───── Source material ─────

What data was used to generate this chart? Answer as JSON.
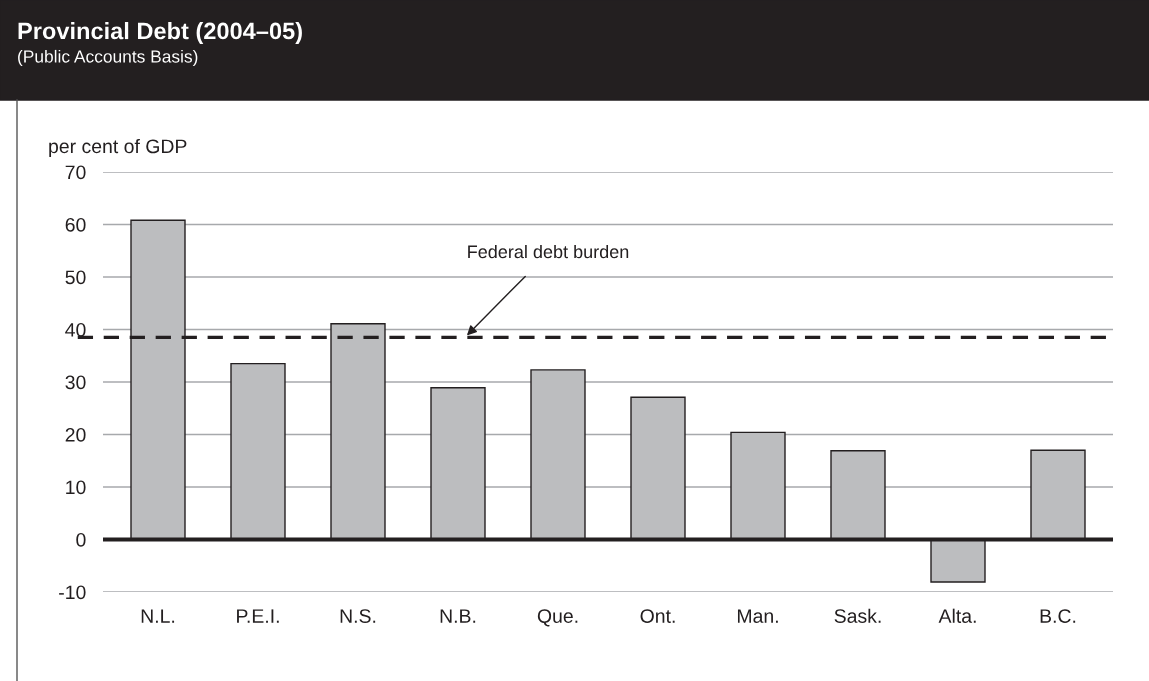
{
  "chart_data": {
    "type": "bar",
    "title": "Provincial Debt (2004–05)",
    "subtitle": "(Public Accounts Basis)",
    "ylabel": "per cent of GDP",
    "categories": [
      "N.L.",
      "P.E.I.",
      "N.S.",
      "N.B.",
      "Que.",
      "Ont.",
      "Man.",
      "Sask.",
      "Alta.",
      "B.C."
    ],
    "values": [
      60.8,
      33.5,
      41.1,
      28.9,
      32.3,
      27.1,
      20.4,
      16.9,
      -8.1,
      17.0
    ],
    "color": "#bcbdbf",
    "ylim": [
      -10,
      70
    ],
    "yticks": [
      -10,
      0,
      10,
      20,
      30,
      40,
      50,
      60,
      70
    ],
    "grid": "y",
    "ref_lines": [
      {
        "axis": "y",
        "value": 38.5,
        "label": "Federal debt burden",
        "color": "#231f20",
        "line_style": "dashed"
      }
    ]
  }
}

─────

### What the task asks
Give the material again exactly as it is, but keep the pictures out.

### Full output
What data was used to generate this chart? Answer as JSON.
{
  "chart_data": {
    "type": "bar",
    "title": "Provincial Debt (2004–05)",
    "subtitle": "(Public Accounts Basis)",
    "ylabel": "per cent of GDP",
    "categories": [
      "N.L.",
      "P.E.I.",
      "N.S.",
      "N.B.",
      "Que.",
      "Ont.",
      "Man.",
      "Sask.",
      "Alta.",
      "B.C."
    ],
    "values": [
      60.8,
      33.5,
      41.1,
      28.9,
      32.3,
      27.1,
      20.4,
      16.9,
      -8.1,
      17.0
    ],
    "color": "#bcbdbf",
    "ylim": [
      -10,
      70
    ],
    "yticks": [
      -10,
      0,
      10,
      20,
      30,
      40,
      50,
      60,
      70
    ],
    "grid": "y",
    "ref_lines": [
      {
        "axis": "y",
        "value": 38.5,
        "label": "Federal debt burden",
        "color": "#231f20",
        "line_style": "dashed"
      }
    ]
  }
}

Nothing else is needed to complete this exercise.